__Objective__: Leave out the pictures and copy everything else in the entries exactly.

▼

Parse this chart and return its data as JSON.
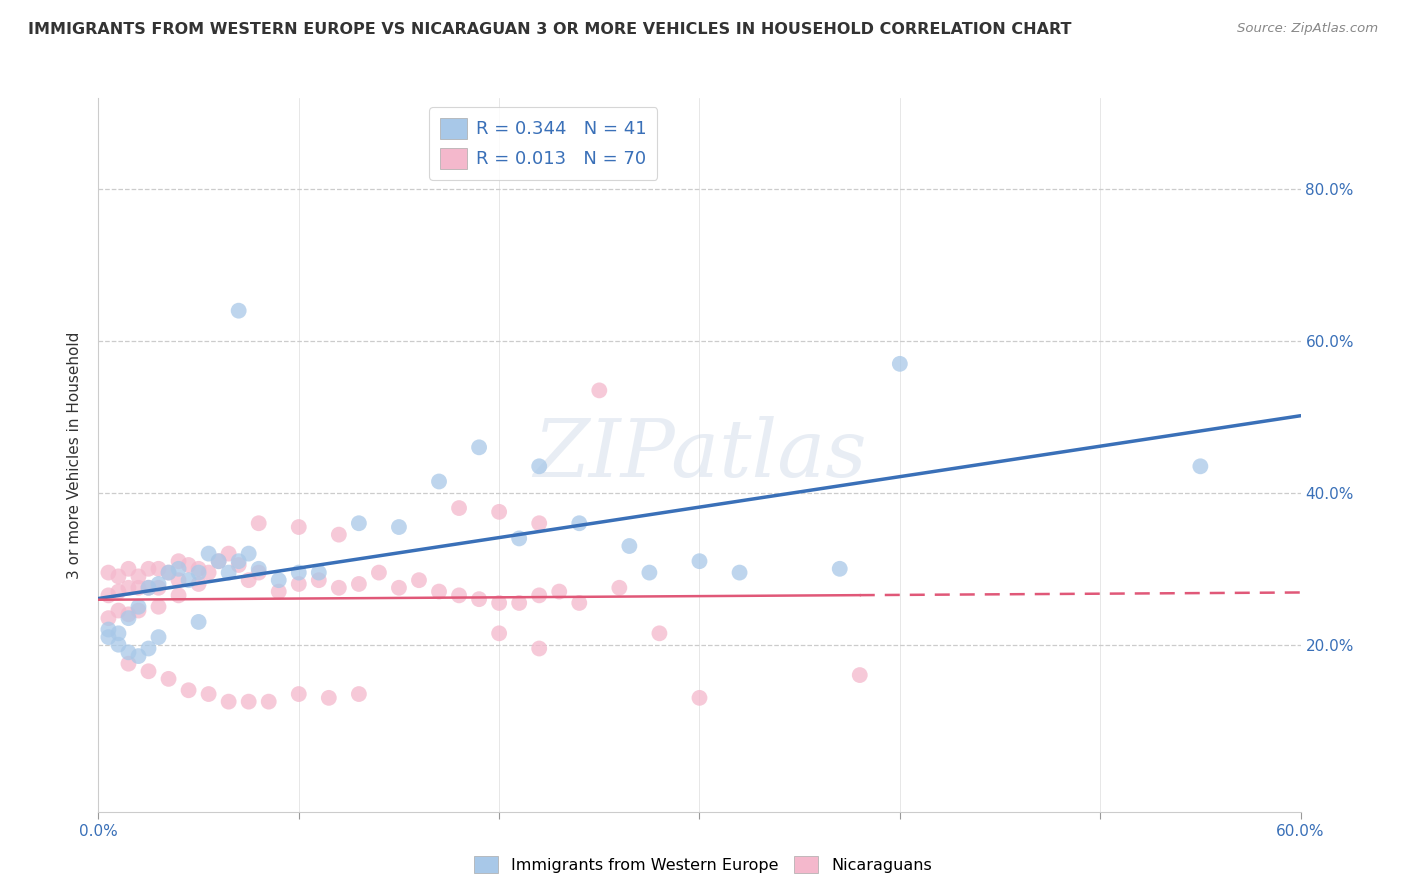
{
  "title": "IMMIGRANTS FROM WESTERN EUROPE VS NICARAGUAN 3 OR MORE VEHICLES IN HOUSEHOLD CORRELATION CHART",
  "source": "Source: ZipAtlas.com",
  "ylabel": "3 or more Vehicles in Household",
  "xlim": [
    0.0,
    0.6
  ],
  "ylim": [
    -0.02,
    0.92
  ],
  "grid_yticks": [
    0.2,
    0.4,
    0.6,
    0.8
  ],
  "right_ytick_labels": [
    "20.0%",
    "40.0%",
    "60.0%",
    "80.0%"
  ],
  "xtick_positions": [
    0.0,
    0.1,
    0.2,
    0.3,
    0.4,
    0.5,
    0.6
  ],
  "xtick_labels": [
    "0.0%",
    "",
    "",
    "",
    "",
    "",
    "60.0%"
  ],
  "legend_blue_r": "0.344",
  "legend_blue_n": "41",
  "legend_pink_r": "0.013",
  "legend_pink_n": "70",
  "blue_color": "#a8c8e8",
  "pink_color": "#f4b8cc",
  "blue_line_color": "#3a70b8",
  "pink_line_color": "#e05878",
  "watermark": "ZIPatlas",
  "blue_scatter_x": [
    0.005,
    0.01,
    0.015,
    0.02,
    0.025,
    0.03,
    0.035,
    0.04,
    0.045,
    0.05,
    0.055,
    0.06,
    0.065,
    0.07,
    0.075,
    0.08,
    0.09,
    0.1,
    0.11,
    0.13,
    0.15,
    0.17,
    0.19,
    0.21,
    0.22,
    0.24,
    0.265,
    0.275,
    0.3,
    0.32,
    0.37,
    0.4,
    0.55,
    0.005,
    0.01,
    0.015,
    0.02,
    0.025,
    0.03,
    0.05,
    0.07
  ],
  "blue_scatter_y": [
    0.22,
    0.215,
    0.235,
    0.25,
    0.275,
    0.28,
    0.295,
    0.3,
    0.285,
    0.295,
    0.32,
    0.31,
    0.295,
    0.31,
    0.32,
    0.3,
    0.285,
    0.295,
    0.295,
    0.36,
    0.355,
    0.415,
    0.46,
    0.34,
    0.435,
    0.36,
    0.33,
    0.295,
    0.31,
    0.295,
    0.3,
    0.57,
    0.435,
    0.21,
    0.2,
    0.19,
    0.185,
    0.195,
    0.21,
    0.23,
    0.64
  ],
  "pink_scatter_x": [
    0.005,
    0.005,
    0.005,
    0.01,
    0.01,
    0.01,
    0.015,
    0.015,
    0.015,
    0.02,
    0.02,
    0.02,
    0.025,
    0.025,
    0.03,
    0.03,
    0.03,
    0.035,
    0.04,
    0.04,
    0.04,
    0.045,
    0.05,
    0.05,
    0.055,
    0.06,
    0.065,
    0.07,
    0.075,
    0.08,
    0.09,
    0.1,
    0.11,
    0.12,
    0.13,
    0.14,
    0.15,
    0.16,
    0.17,
    0.18,
    0.19,
    0.2,
    0.21,
    0.22,
    0.23,
    0.24,
    0.25,
    0.26,
    0.18,
    0.2,
    0.22,
    0.08,
    0.1,
    0.12,
    0.2,
    0.22,
    0.28,
    0.3,
    0.38,
    0.015,
    0.025,
    0.035,
    0.045,
    0.055,
    0.065,
    0.075,
    0.085,
    0.1,
    0.115,
    0.13
  ],
  "pink_scatter_y": [
    0.235,
    0.265,
    0.295,
    0.245,
    0.27,
    0.29,
    0.24,
    0.275,
    0.3,
    0.245,
    0.275,
    0.29,
    0.275,
    0.3,
    0.25,
    0.275,
    0.3,
    0.295,
    0.285,
    0.31,
    0.265,
    0.305,
    0.28,
    0.3,
    0.295,
    0.31,
    0.32,
    0.305,
    0.285,
    0.295,
    0.27,
    0.28,
    0.285,
    0.275,
    0.28,
    0.295,
    0.275,
    0.285,
    0.27,
    0.265,
    0.26,
    0.255,
    0.255,
    0.265,
    0.27,
    0.255,
    0.535,
    0.275,
    0.38,
    0.375,
    0.36,
    0.36,
    0.355,
    0.345,
    0.215,
    0.195,
    0.215,
    0.13,
    0.16,
    0.175,
    0.165,
    0.155,
    0.14,
    0.135,
    0.125,
    0.125,
    0.125,
    0.135,
    0.13,
    0.135
  ]
}
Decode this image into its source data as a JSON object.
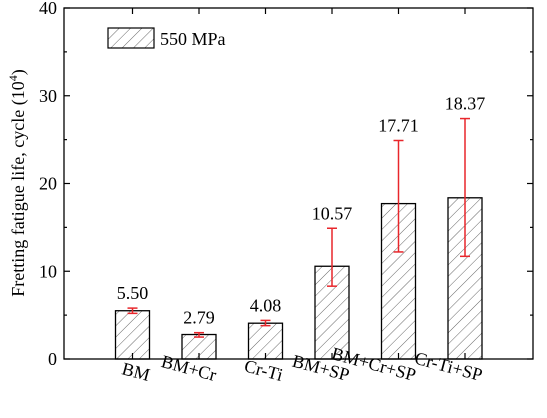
{
  "chart_data": {
    "type": "bar",
    "categories": [
      "BM",
      "BM+Cr",
      "Cr-Ti",
      "BM+SP",
      "BM+Cr+SP",
      "Cr-Ti+SP"
    ],
    "series": [
      {
        "name": "550 MPa",
        "values": [
          5.5,
          2.79,
          4.08,
          10.57,
          17.71,
          18.37
        ],
        "error_low": [
          5.2,
          2.5,
          3.8,
          8.3,
          12.2,
          11.7
        ],
        "error_high": [
          5.8,
          3.0,
          4.4,
          14.9,
          24.9,
          27.4
        ]
      }
    ],
    "data_labels": [
      "5.50",
      "2.79",
      "4.08",
      "10.57",
      "17.71",
      "18.37"
    ],
    "ylabel_main": "Fretting fatigue life, cycle (10",
    "ylabel_sup": "4",
    "ylabel_end": ")",
    "ylim": [
      0,
      40
    ],
    "yticks": [
      0,
      10,
      20,
      30,
      40
    ],
    "legend_position": "top-left",
    "bar_fill": "diagonal-hatch",
    "error_bar_color": "#e8262b",
    "grid": false
  }
}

▲

__Worked solution__:
Parse this chart and return its data as JSON.
{
  "title": "IMMIGRANTS FROM WESTERN EUROPE VS NICARAGUAN 3 OR MORE VEHICLES IN HOUSEHOLD CORRELATION CHART",
  "source": "Source: ZipAtlas.com",
  "ylabel": "3 or more Vehicles in Household",
  "xlim": [
    0.0,
    0.6
  ],
  "ylim": [
    -0.02,
    0.92
  ],
  "grid_yticks": [
    0.2,
    0.4,
    0.6,
    0.8
  ],
  "right_ytick_labels": [
    "20.0%",
    "40.0%",
    "60.0%",
    "80.0%"
  ],
  "xtick_positions": [
    0.0,
    0.1,
    0.2,
    0.3,
    0.4,
    0.5,
    0.6
  ],
  "xtick_labels": [
    "0.0%",
    "",
    "",
    "",
    "",
    "",
    "60.0%"
  ],
  "legend_blue_r": "0.344",
  "legend_blue_n": "41",
  "legend_pink_r": "0.013",
  "legend_pink_n": "70",
  "blue_color": "#a8c8e8",
  "pink_color": "#f4b8cc",
  "blue_line_color": "#3a70b8",
  "pink_line_color": "#e05878",
  "watermark": "ZIPatlas",
  "blue_scatter_x": [
    0.005,
    0.01,
    0.015,
    0.02,
    0.025,
    0.03,
    0.035,
    0.04,
    0.045,
    0.05,
    0.055,
    0.06,
    0.065,
    0.07,
    0.075,
    0.08,
    0.09,
    0.1,
    0.11,
    0.13,
    0.15,
    0.17,
    0.19,
    0.21,
    0.22,
    0.24,
    0.265,
    0.275,
    0.3,
    0.32,
    0.37,
    0.4,
    0.55,
    0.005,
    0.01,
    0.015,
    0.02,
    0.025,
    0.03,
    0.05,
    0.07
  ],
  "blue_scatter_y": [
    0.22,
    0.215,
    0.235,
    0.25,
    0.275,
    0.28,
    0.295,
    0.3,
    0.285,
    0.295,
    0.32,
    0.31,
    0.295,
    0.31,
    0.32,
    0.3,
    0.285,
    0.295,
    0.295,
    0.36,
    0.355,
    0.415,
    0.46,
    0.34,
    0.435,
    0.36,
    0.33,
    0.295,
    0.31,
    0.295,
    0.3,
    0.57,
    0.435,
    0.21,
    0.2,
    0.19,
    0.185,
    0.195,
    0.21,
    0.23,
    0.64
  ],
  "pink_scatter_x": [
    0.005,
    0.005,
    0.005,
    0.01,
    0.01,
    0.01,
    0.015,
    0.015,
    0.015,
    0.02,
    0.02,
    0.02,
    0.025,
    0.025,
    0.03,
    0.03,
    0.03,
    0.035,
    0.04,
    0.04,
    0.04,
    0.045,
    0.05,
    0.05,
    0.055,
    0.06,
    0.065,
    0.07,
    0.075,
    0.08,
    0.09,
    0.1,
    0.11,
    0.12,
    0.13,
    0.14,
    0.15,
    0.16,
    0.17,
    0.18,
    0.19,
    0.2,
    0.21,
    0.22,
    0.23,
    0.24,
    0.25,
    0.26,
    0.18,
    0.2,
    0.22,
    0.08,
    0.1,
    0.12,
    0.2,
    0.22,
    0.28,
    0.3,
    0.38,
    0.015,
    0.025,
    0.035,
    0.045,
    0.055,
    0.065,
    0.075,
    0.085,
    0.1,
    0.115,
    0.13
  ],
  "pink_scatter_y": [
    0.235,
    0.265,
    0.295,
    0.245,
    0.27,
    0.29,
    0.24,
    0.275,
    0.3,
    0.245,
    0.275,
    0.29,
    0.275,
    0.3,
    0.25,
    0.275,
    0.3,
    0.295,
    0.285,
    0.31,
    0.265,
    0.305,
    0.28,
    0.3,
    0.295,
    0.31,
    0.32,
    0.305,
    0.285,
    0.295,
    0.27,
    0.28,
    0.285,
    0.275,
    0.28,
    0.295,
    0.275,
    0.285,
    0.27,
    0.265,
    0.26,
    0.255,
    0.255,
    0.265,
    0.27,
    0.255,
    0.535,
    0.275,
    0.38,
    0.375,
    0.36,
    0.36,
    0.355,
    0.345,
    0.215,
    0.195,
    0.215,
    0.13,
    0.16,
    0.175,
    0.165,
    0.155,
    0.14,
    0.135,
    0.125,
    0.125,
    0.125,
    0.135,
    0.13,
    0.135
  ]
}
Decode this image into its source data as a JSON object.
{
  "chart_data": {
    "type": "bar",
    "categories": [
      "BM",
      "BM+Cr",
      "Cr-Ti",
      "BM+SP",
      "BM+Cr+SP",
      "Cr-Ti+SP"
    ],
    "series": [
      {
        "name": "550 MPa",
        "values": [
          5.5,
          2.79,
          4.08,
          10.57,
          17.71,
          18.37
        ],
        "error_low": [
          5.2,
          2.5,
          3.8,
          8.3,
          12.2,
          11.7
        ],
        "error_high": [
          5.8,
          3.0,
          4.4,
          14.9,
          24.9,
          27.4
        ]
      }
    ],
    "data_labels": [
      "5.50",
      "2.79",
      "4.08",
      "10.57",
      "17.71",
      "18.37"
    ],
    "ylabel_main": "Fretting fatigue life, cycle (10",
    "ylabel_sup": "4",
    "ylabel_end": ")",
    "ylim": [
      0,
      40
    ],
    "yticks": [
      0,
      10,
      20,
      30,
      40
    ],
    "legend_position": "top-left",
    "bar_fill": "diagonal-hatch",
    "error_bar_color": "#e8262b",
    "grid": false
  }
}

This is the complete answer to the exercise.